#### Problem description
Find the word "name" in the data. Return every line where it appears.

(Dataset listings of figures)
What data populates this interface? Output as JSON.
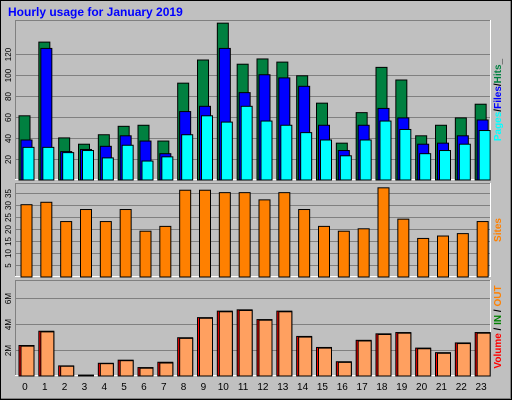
{
  "title": "Hourly usage for January 2019",
  "colors": {
    "background": "#c0c0c0",
    "hits": "#008040",
    "files": "#0000ff",
    "pages": "#00ffff",
    "sites": "#ff8000",
    "volume": "#ff0000",
    "volume_in": "#ffa060",
    "title": "#0000ff"
  },
  "chart_data": {
    "type": "bar",
    "title": "Hourly usage for January 2019",
    "categories": [
      "0",
      "1",
      "2",
      "3",
      "4",
      "5",
      "6",
      "7",
      "8",
      "9",
      "10",
      "11",
      "12",
      "13",
      "14",
      "15",
      "16",
      "17",
      "18",
      "19",
      "20",
      "21",
      "22",
      "23"
    ],
    "panels": [
      {
        "name": "hits-files-pages",
        "ylabel_parts": [
          "Pages",
          "/",
          "Files",
          "/",
          "Hits",
          "_"
        ],
        "yticks": [
          "20",
          "40",
          "60",
          "80",
          "100",
          "120"
        ],
        "ylim": [
          0,
          152
        ],
        "series": [
          {
            "name": "Hits",
            "values": [
              61,
              131,
              40,
              34,
              43,
              51,
              52,
              37,
              92,
              114,
              149,
              110,
              115,
              112,
              99,
              73,
              35,
              64,
              107,
              95,
              42,
              52,
              59,
              72
            ]
          },
          {
            "name": "Files",
            "values": [
              38,
              125,
              27,
              29,
              32,
              42,
              37,
              25,
              65,
              70,
              125,
              83,
              100,
              97,
              89,
              52,
              28,
              52,
              68,
              59,
              34,
              35,
              42,
              57
            ]
          },
          {
            "name": "Pages",
            "values": [
              31,
              31,
              26,
              28,
              21,
              33,
              18,
              22,
              43,
              61,
              55,
              70,
              56,
              52,
              45,
              38,
              23,
              38,
              56,
              48,
              25,
              28,
              34,
              47
            ]
          }
        ]
      },
      {
        "name": "sites",
        "ylabel_parts": [
          "Sites"
        ],
        "yticks": [
          "5",
          "10",
          "15",
          "20",
          "25",
          "30",
          "35"
        ],
        "ylim": [
          0,
          39
        ],
        "series": [
          {
            "name": "Sites",
            "values": [
              30,
              31,
              23,
              28,
              23,
              28,
              19,
              21,
              36,
              36,
              35,
              35,
              32,
              35,
              28,
              21,
              19,
              20,
              37,
              24,
              16,
              17,
              18,
              23
            ]
          }
        ]
      },
      {
        "name": "volume",
        "ylabel_parts": [
          "Volume",
          "/",
          "IN",
          "/",
          "OUT"
        ],
        "yticks": [
          "2M",
          "4M",
          "6M"
        ],
        "ylim": [
          0,
          7.4
        ],
        "series": [
          {
            "name": "Volume",
            "values": [
              2.35,
              3.45,
              0.78,
              0.07,
              0.98,
              1.22,
              0.65,
              1.06,
              2.95,
              4.5,
              5.0,
              5.1,
              4.35,
              5.0,
              3.05,
              2.2,
              1.1,
              2.75,
              3.25,
              3.35,
              2.15,
              1.8,
              2.55,
              3.35
            ]
          },
          {
            "name": "IN",
            "values": [
              2.3,
              3.4,
              0.75,
              0.05,
              0.95,
              1.18,
              0.6,
              1.0,
              2.9,
              4.45,
              4.95,
              5.05,
              4.3,
              4.95,
              3.0,
              2.15,
              1.05,
              2.7,
              3.2,
              3.3,
              2.1,
              1.75,
              2.5,
              3.3
            ]
          }
        ]
      }
    ]
  }
}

#### Correct result
        "name": "hits-files-pages",
            "name": "Hits",
            "name": "Files",
            "name": "Pages",
        "name": "sites",
            "name": "Sites",
        "name": "volume",
            "name": "Volume",
            "name": "IN",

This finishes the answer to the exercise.